Pull out every line of the listing below where "building" appears.

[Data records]

* * * * *

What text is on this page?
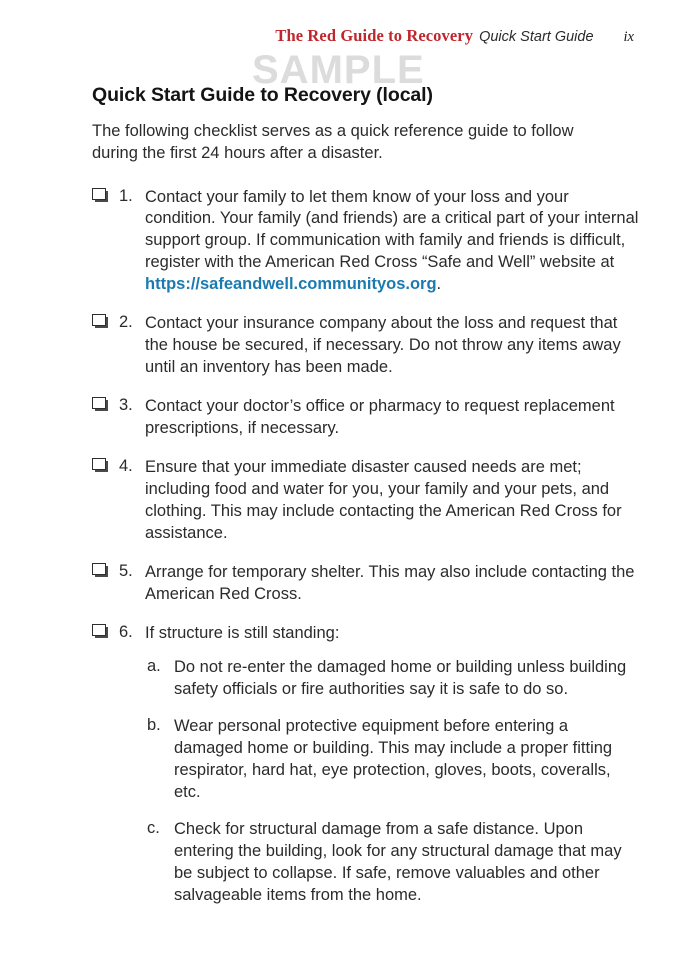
The Red Guide to Recovery Quick Start Guide ix
SAMPLE
Quick Start Guide to Recovery (local)

The following checklist serves as a quick reference guide to follow during the first 24 hours after a disaster.

1. Contact your family to let them know of your loss and your condition. Your family (and friends) are a critical part of your internal support group. If communication with family and friends is difficult, register with the American Red Cross “Safe and Well” website at https://safeandwell.communityos.org.
2. Contact your insurance company about the loss and request that the house be secured, if necessary. Do not throw any items away until an inventory has been made.
3. Contact your doctor’s office or pharmacy to request replacement prescriptions, if necessary.
4. Ensure that your immediate disaster caused needs are met; including food and water for you, your family and your pets, and clothing. This may include contacting the American Red Cross for assistance.
5. Arrange for temporary shelter. This may also include contacting the American Red Cross.
6. If structure is still standing:
a. Do not re-enter the damaged home or building unless building safety officials or fire authorities say it is safe to do so.
b. Wear personal protective equipment before entering a damaged home or building. This may include a proper fitting respirator, hard hat, eye protection, gloves, boots, coveralls, etc.
c. Check for structural damage from a safe distance. Upon entering the building, look for any structural damage that may be subject to collapse. If safe, remove valuables and other salvageable items from the home.
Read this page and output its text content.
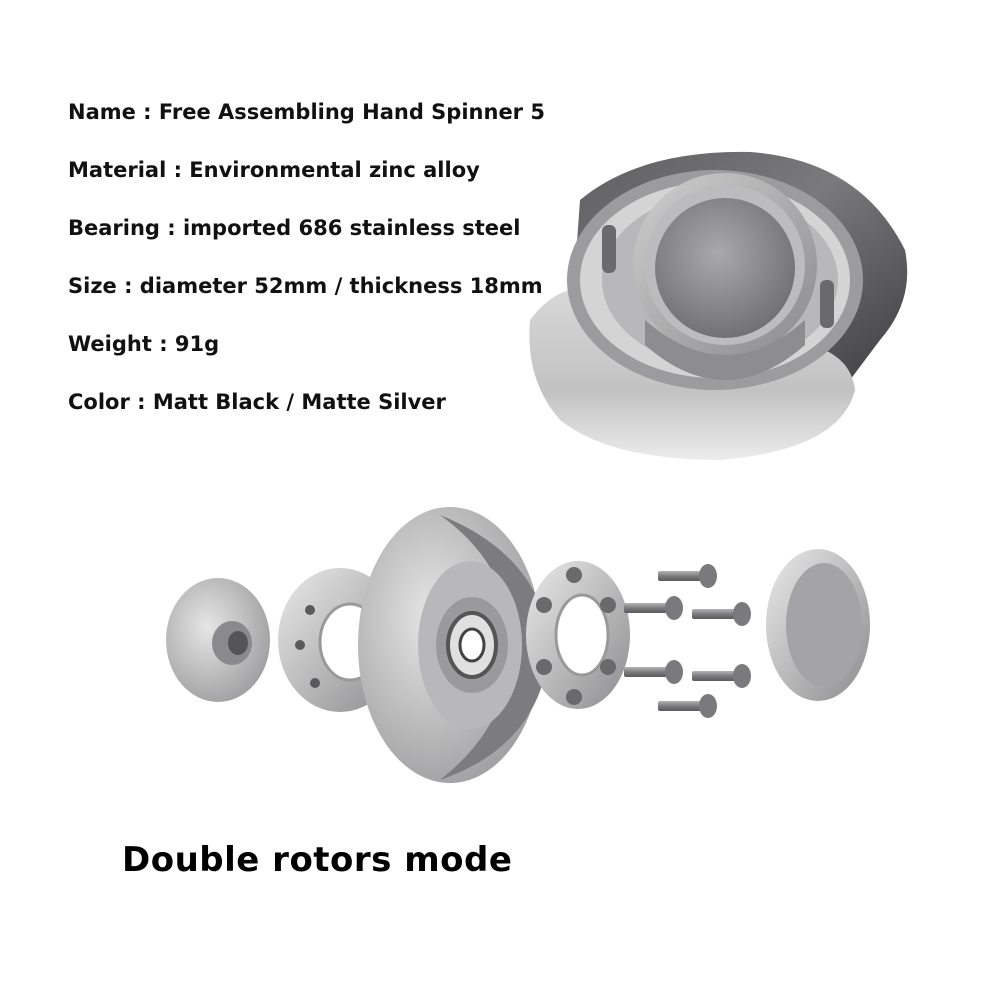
Name : Free Assembling Hand Spinner 5
Material : Environmental zinc alloy
Bearing : imported 686 stainless steel
Size : diameter 52mm / thickness 18mm
Weight : 91g
Color : Matt Black / Matte Silver
Double rotors mode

* * * * *

— Expected answer —
a. Do not re-enter the damaged home or building unless building safety officials or fire authorities say it is safe to do so.
b. Wear personal protective equipment before entering a damaged home or building. This may include a proper fitting respirator, hard hat, eye protection, gloves, boots, coveralls, etc.
c. Check for structural damage from a safe distance. Upon entering the building, look for any structural damage that may be subject to collapse. If safe, remove valuables and other salvageable items from the home.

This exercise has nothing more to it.